**WHAT TO WORK ON**
Can you copy the passage of the Kennedy anniversary article from "The city, which" to "ran for president.", word for word?
═══ TEXT SECTION ═══
US remembers Kennedy 50 years after assassination

The US is marking 50 years since President John F Kennedy was killed by an assassin’s bullet in Dallas, Texas.
The city, which has long struggled with the legacy of the murder, hosts a series of official events on Friday. Kennedy has been ranked among the nation’s most revered presidents, though he served less than three years. He is commemorated for his youthful vigour, his leadership through the Cuban missile crisis, and his challenge to America to put a man on the Moon. But he is also remembered for ordering one of the most disastrous episodes of the Cold War, the failed Bay of Pigs invasion of communist Cuba by a CIA-trained paramilitary force of Cuban exiles. Kennedy, a Democrat, was part of one of the most prominent US political dynasties of the 20th Century. His father, Joseph, was a wealthy businessman who served in senior positions in the government of President Franklin Roosevelt, including as ambassador to Britain. Two of his brothers later served as US senators and ran for president.
═══ DATA PROVIDED ═══
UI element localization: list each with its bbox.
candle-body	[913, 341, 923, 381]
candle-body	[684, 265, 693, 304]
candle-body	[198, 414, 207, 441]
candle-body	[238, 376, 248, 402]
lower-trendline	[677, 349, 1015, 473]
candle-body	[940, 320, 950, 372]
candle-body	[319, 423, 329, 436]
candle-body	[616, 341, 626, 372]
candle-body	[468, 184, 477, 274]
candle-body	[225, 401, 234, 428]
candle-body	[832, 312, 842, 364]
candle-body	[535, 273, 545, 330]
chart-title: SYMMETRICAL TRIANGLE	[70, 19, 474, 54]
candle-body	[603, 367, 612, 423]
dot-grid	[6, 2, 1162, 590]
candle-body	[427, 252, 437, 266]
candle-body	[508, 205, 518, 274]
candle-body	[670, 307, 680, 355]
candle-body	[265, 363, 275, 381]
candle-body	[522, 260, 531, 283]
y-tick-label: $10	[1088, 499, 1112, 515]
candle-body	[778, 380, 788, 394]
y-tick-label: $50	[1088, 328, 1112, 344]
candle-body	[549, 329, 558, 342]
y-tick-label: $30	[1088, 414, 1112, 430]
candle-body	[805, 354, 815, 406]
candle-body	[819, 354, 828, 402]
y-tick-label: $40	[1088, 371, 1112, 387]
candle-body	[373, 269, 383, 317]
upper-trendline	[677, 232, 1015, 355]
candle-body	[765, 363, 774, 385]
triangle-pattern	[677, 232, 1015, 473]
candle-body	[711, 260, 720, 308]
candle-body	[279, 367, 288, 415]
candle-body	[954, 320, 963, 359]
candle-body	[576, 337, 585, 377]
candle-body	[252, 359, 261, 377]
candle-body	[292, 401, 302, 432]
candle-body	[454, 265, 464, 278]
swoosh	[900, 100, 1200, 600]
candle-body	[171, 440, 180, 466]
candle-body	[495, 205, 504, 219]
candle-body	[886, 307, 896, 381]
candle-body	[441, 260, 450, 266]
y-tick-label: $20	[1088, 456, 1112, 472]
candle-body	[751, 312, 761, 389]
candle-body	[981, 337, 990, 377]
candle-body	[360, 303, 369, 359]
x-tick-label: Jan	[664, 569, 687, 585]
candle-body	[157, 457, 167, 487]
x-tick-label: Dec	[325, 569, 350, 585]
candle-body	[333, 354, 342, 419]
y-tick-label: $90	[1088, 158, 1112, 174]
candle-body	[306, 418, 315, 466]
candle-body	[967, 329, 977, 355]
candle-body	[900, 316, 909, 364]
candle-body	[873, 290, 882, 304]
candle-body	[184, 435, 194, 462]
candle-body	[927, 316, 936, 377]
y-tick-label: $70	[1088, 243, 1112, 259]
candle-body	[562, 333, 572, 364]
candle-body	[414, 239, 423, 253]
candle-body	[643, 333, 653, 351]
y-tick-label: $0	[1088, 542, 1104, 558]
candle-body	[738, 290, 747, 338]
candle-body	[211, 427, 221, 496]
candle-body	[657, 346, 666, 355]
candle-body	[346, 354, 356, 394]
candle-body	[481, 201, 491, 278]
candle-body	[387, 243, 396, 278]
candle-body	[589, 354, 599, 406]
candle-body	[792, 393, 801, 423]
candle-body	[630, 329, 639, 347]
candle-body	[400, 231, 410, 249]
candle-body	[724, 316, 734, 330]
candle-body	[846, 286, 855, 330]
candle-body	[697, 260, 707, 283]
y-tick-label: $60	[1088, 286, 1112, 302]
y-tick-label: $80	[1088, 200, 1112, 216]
═══
**RESPONSE**
The city, which has long struggled with the legacy of the murder, hosts a series of official events on Friday. Kennedy has been ranked among the nation’s most revered presidents, though he served less than three years. He is commemorated for his youthful vigour, his leadership through the Cuban missile crisis, and his challenge to America to put a man on the Moon. But he is also remembered for ordering one of the most disastrous episodes of the Cold War, the failed Bay of Pigs invasion of communist Cuba by a CIA-trained paramilitary force of Cuban exiles. Kennedy, a Democrat, was part of one of the most prominent US political dynasties of the 20th Century. His father, Joseph, was a wealthy businessman who served in senior positions in the government of President Franklin Roosevelt, including as ambassador to Britain. Two of his brothers later served as US senators and ran for president.